## Exercise goal
Report how many lines in the records below contain the word "Connector". Give only the number.

────────────────

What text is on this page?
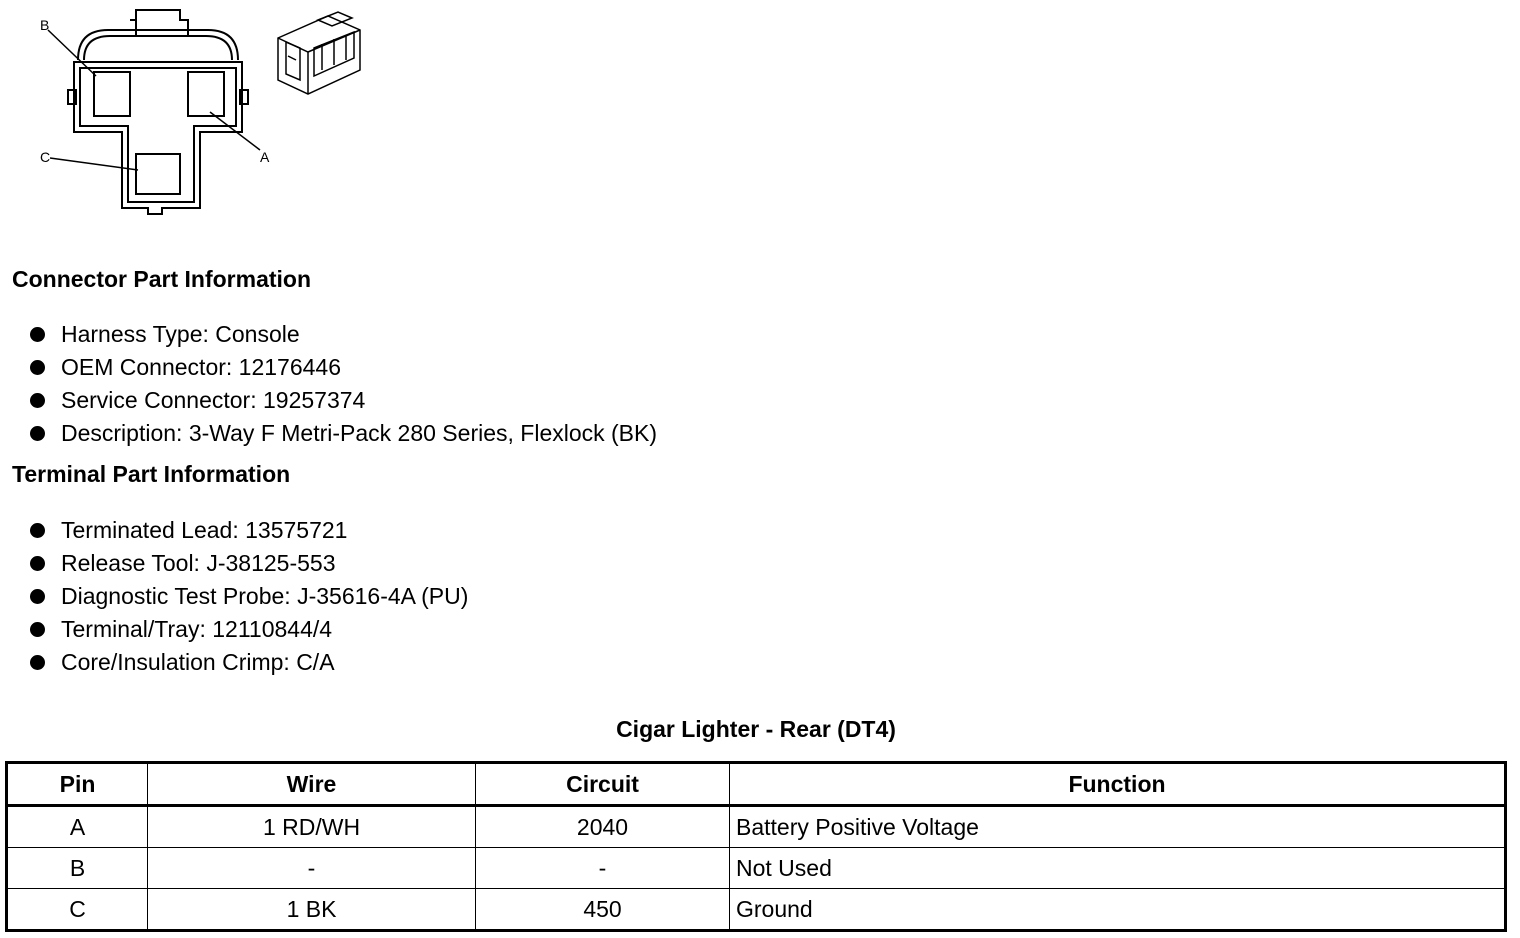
B
A
C
Connector Part Information
Harness Type: Console
OEM Connector: 12176446
Service Connector: 19257374
Description: 3-Way F Metri-Pack 280 Series, Flexlock (BK)
Terminal Part Information
Terminated Lead: 13575721
Release Tool: J-38125-553
Diagnostic Test Probe: J-35616-4A (PU)
Terminal/Tray: 12110844/4
Core/Insulation Crimp: C/A
Cigar Lighter - Rear (DT4)
Pin	Wire	Circuit	Function
A	1 RD/WH	2040	Battery Positive Voltage
B	-	-	Not Used
C	1 BK	450	Ground
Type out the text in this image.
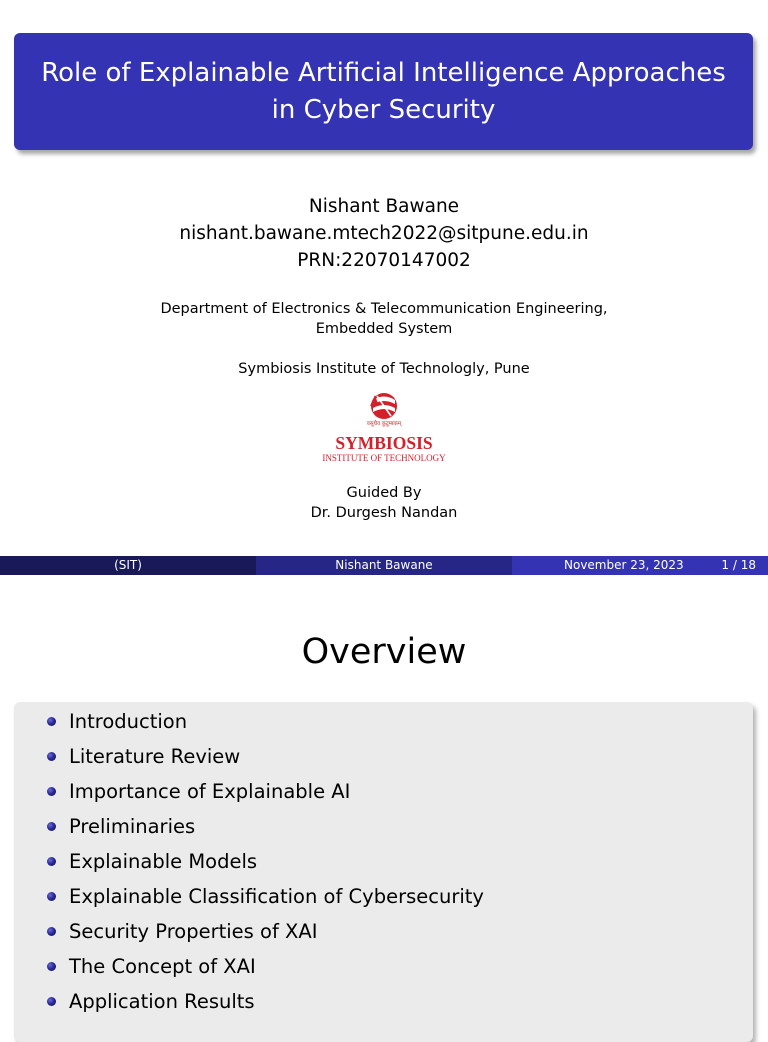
Role of Explainable Artificial Intelligence Approaches in Cyber Security
Nishant Bawane
nishant.bawane.mtech2022@sitpune.edu.in
PRN:22070147002
Department of Electronics & Telecommunication Engineering,
Embedded System
Symbiosis Institute of Technologly, Pune
वसुधैव कुटुम्बकम्
SYMBIOSIS
INSTITUTE OF TECHNOLOGY
Guided By
Dr. Durgesh Nandan
(SIT)	Nishant Bawane	November 23, 2023	1 / 18
Overview
Introduction
Literature Review
Importance of Explainable AI
Preliminaries
Explainable Models
Explainable Classification of Cybersecurity
Security Properties of XAI
The Concept of XAI
Application Results
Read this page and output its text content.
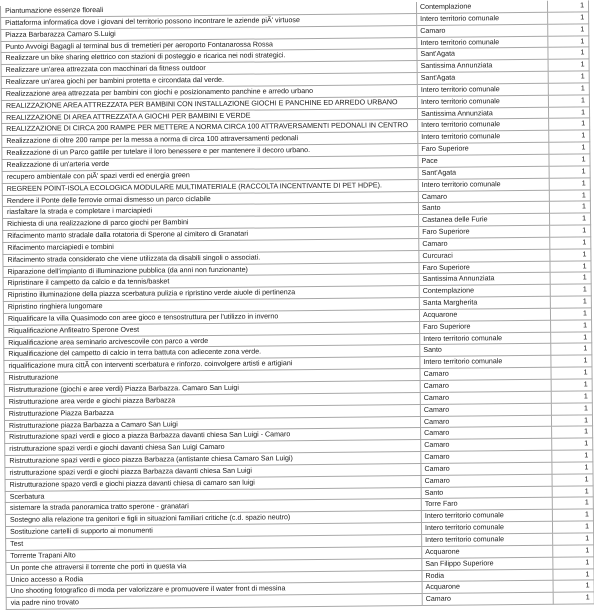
Piantumazione essenze floreali	Contemplazione	1
Piattaforma informatica dove i giovani del territorio possono incontrare le aziende piÃ' virtuose	Intero territorio comunale	1
Piazza Barbarazza Camaro S.Luigi	Camaro	1
Punto Avvoigi Bagagli al terminal bus di tremetieri per aeroporto Fontanarossa Rossa	Intero territorio comunale	1
Realizzare un bike sharing elettrico con stazioni di posteggio e ricarica nei nodi strategici.	Sant'Agata	1
Realizzare un'area attrezzata con macchinari da fitness outdoor	Santissima Annunziata	1
Realizzare un'area giochi per bambini protetta e circondata dal verde.	Sant'Agata	1
Realizzazione area attrezzata per bambini con giochi e posizionamento panchine e arredo urbano	Intero territorio comunale	1
REALIZZAZIONE AREA ATTREZZATA PER BAMBINI CON INSTALLAZIONE GIOCHI E PANCHINE ED ARREDO URBANO	Intero territorio comunale	1
REALIZZAZIONE DI AREA ATTREZZATA A GIOCHI PER BAMBINI E VERDE	Santissima Annunziata	1
REALIZZAZIONE DI CIRCA 200 RAMPE PER METTERE A NORMA CIRCA 100 ATTRAVERSAMENTI PEDONALI IN CENTRO	Intero territorio comunale	1
Realizzazione di oltre 200 rampe per la messa a norma di circa 100 attraversamenti pedonali	Intero territorio comunale	1
Realizzazione di un Parco gattile per tutelare il loro benessere e per mantenere il decoro urbano.	Faro Superiore	1
Realizzazione di un'arteria verde	Pace	1
recupero ambientale con piÃ' spazi verdi ed energia green	Sant'Agata	1
REGREEN POINT-ISOLA ECOLOGICA MODULARE MULTIMATERIALE (RACCOLTA INCENTIVANTE DI PET HDPE).	Intero territorio comunale	1
Rendere il Ponte delle ferrovie ormai dismesso un parco ciclabile	Camaro	1
riasfaltare la strada e completare i marciapiedi	Santo	1
Richiesta di una realizzazione di parco giochi per Bambini	Castanea delle Furie	1
Rifacimento manto stradale dalla rotatoria di Sperone al cimitero di Granatari	Faro Superiore	1
Rifacimento marciapiedi e tombini	Camaro	1
Rifacimento strada considerato che viene utilizzata da disabili singoli o associati.	Curcuraci	1
Riparazione dell'impianto di illuminazione pubblica (da anni non funzionante)	Faro Superiore	1
Ripristinare il campetto da calcio e da tennis/basket	Santissima Annunziata	1
Ripristino illuminazione della piazza scerbatura pulizia e ripristino verde aiuole di pertinenza	Contemplazione	1
Ripristino ringhiera lungomare	Santa Margherita	1
Riqualificare la villa Quasimodo con aree gioco e tensostruttura per l'utilizzo in inverno	Acquarone	1
Riqualificazione Anfiteatro Sperone Ovest	Faro Superiore	1
Riqualificazione area seminario arcivescovile con parco a verde	Intero territorio comunale	1
Riqualificazione del campetto di calcio in terra battuta con adiecente zona verde.	Santo	1
riqualificazione mura cittÃ con interventi scerbatura e rinforzo. coinvolgere artisti e artigiani	Intero territorio comunale	1
Ristrutturazione	Camaro	1
Ristrutturazione (giochi e aree verdi) Piazza Barbazza. Camaro San Luigi	Camaro	1
Ristrutturazione area verde e giochi piazza Barbazza	Camaro	1
Ristrutturazione Piazza Barbazza	Camaro	1
Ristrutturazione piazza Barbazza a Camaro San Luigi	Camaro	1
Ristrutturazione spazi verdi e gioco a piazza Barbazza davanti chiesa San Luigi - Camaro	Camaro	1
ristrutturazione spazi verdi e giochi davanti chiesa San Luigi Camaro	Camaro	1
Ristrutturazione spazi verdi e gioco piazza Barbazza (antistante chiesa Camaro San Luigi)	Camaro	1
ristrutturazione spazi verdi e giochi piazza Barbazza davanti chiesa San Luigi	Camaro	1
Ristrutturazione spazo verdi e giochi piazza davanti chiesa di camaro san luigi	Camaro	1
Scerbatura	Santo	1
sistemare la strada panoramica tratto sperone - granatari	Torre Faro	1
Sostegno alla relazione tra genitori e figli in situazioni familiari critiche (c.d. spazio neutro)	Intero territorio comunale	1
Sostituzione cartelli di supporto ai monumenti	Intero territorio comunale	1
Test	Intero territorio comunale	1
Torrente Trapani Alto	Acquarone	1
Un ponte che attraversi il torrente che porti in questa via	San Filippo Superiore	1
Unico accesso a Rodia	Rodia	1
Uno shooting fotografico di moda per valorizzare e promuovere il water front di messina	Acquarone	1
via padre nino trovato	Camaro	1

────────────────

## Solution
3